* _SHORT TASK_: The entries need to be copied exactly.

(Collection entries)
★ ★ ★ ★ ★ ★ ★

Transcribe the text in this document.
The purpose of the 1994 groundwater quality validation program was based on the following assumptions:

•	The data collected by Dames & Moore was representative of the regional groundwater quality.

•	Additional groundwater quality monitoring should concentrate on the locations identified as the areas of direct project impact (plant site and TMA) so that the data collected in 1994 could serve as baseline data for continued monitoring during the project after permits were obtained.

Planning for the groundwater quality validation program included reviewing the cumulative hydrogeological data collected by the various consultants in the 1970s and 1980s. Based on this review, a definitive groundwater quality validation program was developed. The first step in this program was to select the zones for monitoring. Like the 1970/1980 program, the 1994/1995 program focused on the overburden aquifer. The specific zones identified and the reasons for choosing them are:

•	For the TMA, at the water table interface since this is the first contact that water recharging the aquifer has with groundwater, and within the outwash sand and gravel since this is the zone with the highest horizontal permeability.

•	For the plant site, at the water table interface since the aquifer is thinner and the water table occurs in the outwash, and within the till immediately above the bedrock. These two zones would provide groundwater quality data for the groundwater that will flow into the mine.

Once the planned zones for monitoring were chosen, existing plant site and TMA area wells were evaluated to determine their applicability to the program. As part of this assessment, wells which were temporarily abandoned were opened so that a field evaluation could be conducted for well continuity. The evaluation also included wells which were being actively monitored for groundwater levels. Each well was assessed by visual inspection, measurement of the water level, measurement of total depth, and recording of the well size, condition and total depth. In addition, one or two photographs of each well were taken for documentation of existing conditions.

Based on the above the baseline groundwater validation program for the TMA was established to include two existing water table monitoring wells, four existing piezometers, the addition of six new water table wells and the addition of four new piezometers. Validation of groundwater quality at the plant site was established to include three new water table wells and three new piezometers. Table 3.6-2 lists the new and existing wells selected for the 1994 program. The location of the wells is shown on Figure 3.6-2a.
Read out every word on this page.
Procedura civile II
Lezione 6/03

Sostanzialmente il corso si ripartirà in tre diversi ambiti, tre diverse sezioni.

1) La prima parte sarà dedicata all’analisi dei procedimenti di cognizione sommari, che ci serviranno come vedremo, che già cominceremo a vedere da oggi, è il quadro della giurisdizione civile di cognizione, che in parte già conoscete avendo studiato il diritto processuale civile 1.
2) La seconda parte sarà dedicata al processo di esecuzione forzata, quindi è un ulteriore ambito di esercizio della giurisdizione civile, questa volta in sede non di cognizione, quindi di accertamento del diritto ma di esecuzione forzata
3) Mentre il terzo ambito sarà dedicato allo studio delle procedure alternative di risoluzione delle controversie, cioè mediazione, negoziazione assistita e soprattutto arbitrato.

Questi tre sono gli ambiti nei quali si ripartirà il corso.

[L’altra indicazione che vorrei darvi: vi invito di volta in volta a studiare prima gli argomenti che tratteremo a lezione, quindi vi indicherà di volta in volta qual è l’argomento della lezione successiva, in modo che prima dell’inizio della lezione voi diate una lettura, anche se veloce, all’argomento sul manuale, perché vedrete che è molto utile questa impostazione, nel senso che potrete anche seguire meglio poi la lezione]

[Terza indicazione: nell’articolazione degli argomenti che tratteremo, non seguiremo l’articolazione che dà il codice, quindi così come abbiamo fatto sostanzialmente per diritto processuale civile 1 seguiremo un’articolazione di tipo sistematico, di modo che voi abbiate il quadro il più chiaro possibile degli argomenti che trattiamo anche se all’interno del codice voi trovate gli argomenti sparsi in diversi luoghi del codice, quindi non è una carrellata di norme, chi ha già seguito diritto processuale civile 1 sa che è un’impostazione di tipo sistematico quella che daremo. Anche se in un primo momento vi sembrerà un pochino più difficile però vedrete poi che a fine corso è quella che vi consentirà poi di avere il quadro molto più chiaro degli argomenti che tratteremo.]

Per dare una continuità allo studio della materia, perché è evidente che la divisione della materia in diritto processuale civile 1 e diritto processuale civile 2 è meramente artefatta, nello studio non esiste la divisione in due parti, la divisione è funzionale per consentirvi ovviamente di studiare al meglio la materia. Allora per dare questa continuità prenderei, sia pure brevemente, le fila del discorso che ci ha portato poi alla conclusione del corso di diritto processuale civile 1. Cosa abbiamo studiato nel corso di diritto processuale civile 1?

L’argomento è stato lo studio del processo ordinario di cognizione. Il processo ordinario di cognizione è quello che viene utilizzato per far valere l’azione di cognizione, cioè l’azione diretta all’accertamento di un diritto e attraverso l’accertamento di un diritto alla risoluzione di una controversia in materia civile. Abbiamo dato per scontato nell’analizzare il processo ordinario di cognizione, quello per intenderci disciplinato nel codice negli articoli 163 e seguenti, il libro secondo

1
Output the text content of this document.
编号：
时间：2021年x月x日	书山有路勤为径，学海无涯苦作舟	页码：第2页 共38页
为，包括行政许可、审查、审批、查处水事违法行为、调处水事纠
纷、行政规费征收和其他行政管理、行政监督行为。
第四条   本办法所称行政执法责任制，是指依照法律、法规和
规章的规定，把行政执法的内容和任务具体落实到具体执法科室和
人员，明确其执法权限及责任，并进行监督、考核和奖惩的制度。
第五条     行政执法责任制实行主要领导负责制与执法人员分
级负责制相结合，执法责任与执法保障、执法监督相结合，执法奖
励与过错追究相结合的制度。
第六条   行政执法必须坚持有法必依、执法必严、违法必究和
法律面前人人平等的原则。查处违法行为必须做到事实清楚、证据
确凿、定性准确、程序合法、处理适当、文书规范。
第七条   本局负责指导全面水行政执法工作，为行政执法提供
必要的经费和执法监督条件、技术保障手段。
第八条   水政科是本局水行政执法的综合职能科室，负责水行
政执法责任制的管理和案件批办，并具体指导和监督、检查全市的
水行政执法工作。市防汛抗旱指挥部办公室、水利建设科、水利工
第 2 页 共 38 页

★ ★ ★ ★ ★ ★ ★

* _CORRECT OUTPUT_:
Transcribe the text in this document.
The purpose of the 1994 groundwater quality validation program was based on the following assumptions:

•	The data collected by Dames & Moore was representative of the regional groundwater quality.

•	Additional groundwater quality monitoring should concentrate on the locations identified as the areas of direct project impact (plant site and TMA) so that the data collected in 1994 could serve as baseline data for continued monitoring during the project after permits were obtained.

Planning for the groundwater quality validation program included reviewing the cumulative hydrogeological data collected by the various consultants in the 1970s and 1980s. Based on this review, a definitive groundwater quality validation program was developed. The first step in this program was to select the zones for monitoring. Like the 1970/1980 program, the 1994/1995 program focused on the overburden aquifer. The specific zones identified and the reasons for choosing them are:

•	For the TMA, at the water table interface since this is the first contact that water recharging the aquifer has with groundwater, and within the outwash sand and gravel since this is the zone with the highest horizontal permeability.

•	For the plant site, at the water table interface since the aquifer is thinner and the water table occurs in the outwash, and within the till immediately above the bedrock. These two zones would provide groundwater quality data for the groundwater that will flow into the mine.

Once the planned zones for monitoring were chosen, existing plant site and TMA area wells were evaluated to determine their applicability to the program. As part of this assessment, wells which were temporarily abandoned were opened so that a field evaluation could be conducted for well continuity. The evaluation also included wells which were being actively monitored for groundwater levels. Each well was assessed by visual inspection, measurement of the water level, measurement of total depth, and recording of the well size, condition and total depth. In addition, one or two photographs of each well were taken for documentation of existing conditions.

Based on the above the baseline groundwater validation program for the TMA was established to include two existing water table monitoring wells, four existing piezometers, the addition of six new water table wells and the addition of four new piezometers. Validation of groundwater quality at the plant site was established to include three new water table wells and three new piezometers. Table 3.6-2 lists the new and existing wells selected for the 1994 program. The location of the wells is shown on Figure 3.6-2a.
Read out every word on this page.
Procedura civile II
Lezione 6/03

Sostanzialmente il corso si ripartirà in tre diversi ambiti, tre diverse sezioni.

1) La prima parte sarà dedicata all’analisi dei procedimenti di cognizione sommari, che ci serviranno come vedremo, che già cominceremo a vedere da oggi, è il quadro della giurisdizione civile di cognizione, che in parte già conoscete avendo studiato il diritto processuale civile 1.
2) La seconda parte sarà dedicata al processo di esecuzione forzata, quindi è un ulteriore ambito di esercizio della giurisdizione civile, questa volta in sede non di cognizione, quindi di accertamento del diritto ma di esecuzione forzata
3) Mentre il terzo ambito sarà dedicato allo studio delle procedure alternative di risoluzione delle controversie, cioè mediazione, negoziazione assistita e soprattutto arbitrato.

Questi tre sono gli ambiti nei quali si ripartirà il corso.

[L’altra indicazione che vorrei darvi: vi invito di volta in volta a studiare prima gli argomenti che tratteremo a lezione, quindi vi indicherà di volta in volta qual è l’argomento della lezione successiva, in modo che prima dell’inizio della lezione voi diate una lettura, anche se veloce, all’argomento sul manuale, perché vedrete che è molto utile questa impostazione, nel senso che potrete anche seguire meglio poi la lezione]

[Terza indicazione: nell’articolazione degli argomenti che tratteremo, non seguiremo l’articolazione che dà il codice, quindi così come abbiamo fatto sostanzialmente per diritto processuale civile 1 seguiremo un’articolazione di tipo sistematico, di modo che voi abbiate il quadro il più chiaro possibile degli argomenti che trattiamo anche se all’interno del codice voi trovate gli argomenti sparsi in diversi luoghi del codice, quindi non è una carrellata di norme, chi ha già seguito diritto processuale civile 1 sa che è un’impostazione di tipo sistematico quella che daremo. Anche se in un primo momento vi sembrerà un pochino più difficile però vedrete poi che a fine corso è quella che vi consentirà poi di avere il quadro molto più chiaro degli argomenti che tratteremo.]

Per dare una continuità allo studio della materia, perché è evidente che la divisione della materia in diritto processuale civile 1 e diritto processuale civile 2 è meramente artefatta, nello studio non esiste la divisione in due parti, la divisione è funzionale per consentirvi ovviamente di studiare al meglio la materia. Allora per dare questa continuità prenderei, sia pure brevemente, le fila del discorso che ci ha portato poi alla conclusione del corso di diritto processuale civile 1. Cosa abbiamo studiato nel corso di diritto processuale civile 1?

L’argomento è stato lo studio del processo ordinario di cognizione. Il processo ordinario di cognizione è quello che viene utilizzato per far valere l’azione di cognizione, cioè l’azione diretta all’accertamento di un diritto e attraverso l’accertamento di un diritto alla risoluzione di una controversia in materia civile. Abbiamo dato per scontato nell’analizzare il processo ordinario di cognizione, quello per intenderci disciplinato nel codice negli articoli 163 e seguenti, il libro secondo

1
Output the text content of this document.
编号：
时间：2021年x月x日	书山有路勤为径，学海无涯苦作舟	页码：第2页 共38页
为，包括行政许可、审查、审批、查处水事违法行为、调处水事纠
纷、行政规费征收和其他行政管理、行政监督行为。
第四条   本办法所称行政执法责任制，是指依照法律、法规和
规章的规定，把行政执法的内容和任务具体落实到具体执法科室和
人员，明确其执法权限及责任，并进行监督、考核和奖惩的制度。
第五条     行政执法责任制实行主要领导负责制与执法人员分
级负责制相结合，执法责任与执法保障、执法监督相结合，执法奖
励与过错追究相结合的制度。
第六条   行政执法必须坚持有法必依、执法必严、违法必究和
法律面前人人平等的原则。查处违法行为必须做到事实清楚、证据
确凿、定性准确、程序合法、处理适当、文书规范。
第七条   本局负责指导全面水行政执法工作，为行政执法提供
必要的经费和执法监督条件、技术保障手段。
第八条   水政科是本局水行政执法的综合职能科室，负责水行
政执法责任制的管理和案件批办，并具体指导和监督、检查全市的
水行政执法工作。市防汛抗旱指挥部办公室、水利建设科、水利工
第 2 页 共 38 页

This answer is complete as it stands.